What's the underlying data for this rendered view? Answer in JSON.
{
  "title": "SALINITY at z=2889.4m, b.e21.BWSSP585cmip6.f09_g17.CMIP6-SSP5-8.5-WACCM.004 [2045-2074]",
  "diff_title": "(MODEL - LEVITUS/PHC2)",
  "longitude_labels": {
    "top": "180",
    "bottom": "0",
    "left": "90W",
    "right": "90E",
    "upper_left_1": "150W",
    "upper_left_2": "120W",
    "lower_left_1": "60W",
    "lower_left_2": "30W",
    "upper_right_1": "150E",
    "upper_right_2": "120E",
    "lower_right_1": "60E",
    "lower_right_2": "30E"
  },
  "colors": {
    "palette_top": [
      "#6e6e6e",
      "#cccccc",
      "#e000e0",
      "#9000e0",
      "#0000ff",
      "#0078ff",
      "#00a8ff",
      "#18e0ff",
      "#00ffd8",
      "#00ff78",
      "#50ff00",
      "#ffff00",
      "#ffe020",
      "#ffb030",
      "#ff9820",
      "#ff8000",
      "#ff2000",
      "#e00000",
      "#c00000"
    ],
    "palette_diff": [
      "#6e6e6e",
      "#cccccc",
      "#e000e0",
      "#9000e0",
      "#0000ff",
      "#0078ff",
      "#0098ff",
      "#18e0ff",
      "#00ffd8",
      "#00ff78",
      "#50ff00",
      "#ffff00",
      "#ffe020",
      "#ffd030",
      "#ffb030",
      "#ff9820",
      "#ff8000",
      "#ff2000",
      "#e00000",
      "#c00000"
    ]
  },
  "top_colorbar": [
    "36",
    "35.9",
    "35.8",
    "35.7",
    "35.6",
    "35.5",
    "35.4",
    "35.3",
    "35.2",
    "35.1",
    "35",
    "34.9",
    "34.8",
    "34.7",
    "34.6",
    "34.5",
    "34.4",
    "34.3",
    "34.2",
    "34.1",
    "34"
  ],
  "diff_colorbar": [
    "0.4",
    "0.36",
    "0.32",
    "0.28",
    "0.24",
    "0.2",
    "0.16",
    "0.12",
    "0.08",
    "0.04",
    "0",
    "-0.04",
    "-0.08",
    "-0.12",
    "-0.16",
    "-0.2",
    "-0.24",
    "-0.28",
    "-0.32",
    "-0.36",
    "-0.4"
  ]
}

JOB | Reproduce the listing above word for word.

RESPONSE |
What's the underlying data for this rendered view? Answer in JSON.
{
  "title": "SALINITY at z=2889.4m, b.e21.BWSSP585cmip6.f09_g17.CMIP6-SSP5-8.5-WACCM.004 [2045-2074]",
  "diff_title": "(MODEL - LEVITUS/PHC2)",
  "longitude_labels": {
    "top": "180",
    "bottom": "0",
    "left": "90W",
    "right": "90E",
    "upper_left_1": "150W",
    "upper_left_2": "120W",
    "lower_left_1": "60W",
    "lower_left_2": "30W",
    "upper_right_1": "150E",
    "upper_right_2": "120E",
    "lower_right_1": "60E",
    "lower_right_2": "30E"
  },
  "colors": {
    "palette_top": [
      "#6e6e6e",
      "#cccccc",
      "#e000e0",
      "#9000e0",
      "#0000ff",
      "#0078ff",
      "#00a8ff",
      "#18e0ff",
      "#00ffd8",
      "#00ff78",
      "#50ff00",
      "#ffff00",
      "#ffe020",
      "#ffb030",
      "#ff9820",
      "#ff8000",
      "#ff2000",
      "#e00000",
      "#c00000"
    ],
    "palette_diff": [
      "#6e6e6e",
      "#cccccc",
      "#e000e0",
      "#9000e0",
      "#0000ff",
      "#0078ff",
      "#0098ff",
      "#18e0ff",
      "#00ffd8",
      "#00ff78",
      "#50ff00",
      "#ffff00",
      "#ffe020",
      "#ffd030",
      "#ffb030",
      "#ff9820",
      "#ff8000",
      "#ff2000",
      "#e00000",
      "#c00000"
    ]
  },
  "top_colorbar": [
    "36",
    "35.9",
    "35.8",
    "35.7",
    "35.6",
    "35.5",
    "35.4",
    "35.3",
    "35.2",
    "35.1",
    "35",
    "34.9",
    "34.8",
    "34.7",
    "34.6",
    "34.5",
    "34.4",
    "34.3",
    "34.2",
    "34.1",
    "34"
  ],
  "diff_colorbar": [
    "0.4",
    "0.36",
    "0.32",
    "0.28",
    "0.24",
    "0.2",
    "0.16",
    "0.12",
    "0.08",
    "0.04",
    "0",
    "-0.04",
    "-0.08",
    "-0.12",
    "-0.16",
    "-0.2",
    "-0.24",
    "-0.28",
    "-0.32",
    "-0.36",
    "-0.4"
  ]
}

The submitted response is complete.